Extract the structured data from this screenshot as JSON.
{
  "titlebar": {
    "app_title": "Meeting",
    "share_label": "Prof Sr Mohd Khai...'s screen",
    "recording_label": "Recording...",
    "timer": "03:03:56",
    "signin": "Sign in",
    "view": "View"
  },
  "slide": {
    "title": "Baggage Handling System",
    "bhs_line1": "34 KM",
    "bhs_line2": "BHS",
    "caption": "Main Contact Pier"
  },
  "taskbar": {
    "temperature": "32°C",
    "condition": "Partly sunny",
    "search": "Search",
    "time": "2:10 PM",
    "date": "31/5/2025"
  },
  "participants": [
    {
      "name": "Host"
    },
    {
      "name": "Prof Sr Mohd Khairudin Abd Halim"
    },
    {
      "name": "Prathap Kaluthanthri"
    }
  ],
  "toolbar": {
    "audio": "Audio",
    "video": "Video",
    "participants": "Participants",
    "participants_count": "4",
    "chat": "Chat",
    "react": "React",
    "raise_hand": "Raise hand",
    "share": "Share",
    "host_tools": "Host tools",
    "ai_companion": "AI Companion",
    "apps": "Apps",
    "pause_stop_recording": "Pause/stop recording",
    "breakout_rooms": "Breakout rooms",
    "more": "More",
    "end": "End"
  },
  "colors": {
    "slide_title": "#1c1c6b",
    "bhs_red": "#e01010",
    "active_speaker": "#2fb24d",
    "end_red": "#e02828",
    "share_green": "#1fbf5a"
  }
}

━━━━

--- WHAT YOU HAVE TO DO ---
The entries above must be returned in full, exactly as shown.

--- PROBLEM SOLUTION ---
Extract the structured data from this screenshot as JSON.
{
  "titlebar": {
    "app_title": "Meeting",
    "share_label": "Prof Sr Mohd Khai...'s screen",
    "recording_label": "Recording...",
    "timer": "03:03:56",
    "signin": "Sign in",
    "view": "View"
  },
  "slide": {
    "title": "Baggage Handling System",
    "bhs_line1": "34 KM",
    "bhs_line2": "BHS",
    "caption": "Main Contact Pier"
  },
  "taskbar": {
    "temperature": "32°C",
    "condition": "Partly sunny",
    "search": "Search",
    "time": "2:10 PM",
    "date": "31/5/2025"
  },
  "participants": [
    {
      "name": "Host"
    },
    {
      "name": "Prof Sr Mohd Khairudin Abd Halim"
    },
    {
      "name": "Prathap Kaluthanthri"
    }
  ],
  "toolbar": {
    "audio": "Audio",
    "video": "Video",
    "participants": "Participants",
    "participants_count": "4",
    "chat": "Chat",
    "react": "React",
    "raise_hand": "Raise hand",
    "share": "Share",
    "host_tools": "Host tools",
    "ai_companion": "AI Companion",
    "apps": "Apps",
    "pause_stop_recording": "Pause/stop recording",
    "breakout_rooms": "Breakout rooms",
    "more": "More",
    "end": "End"
  },
  "colors": {
    "slide_title": "#1c1c6b",
    "bhs_red": "#e01010",
    "active_speaker": "#2fb24d",
    "end_red": "#e02828",
    "share_green": "#1fbf5a"
  }
}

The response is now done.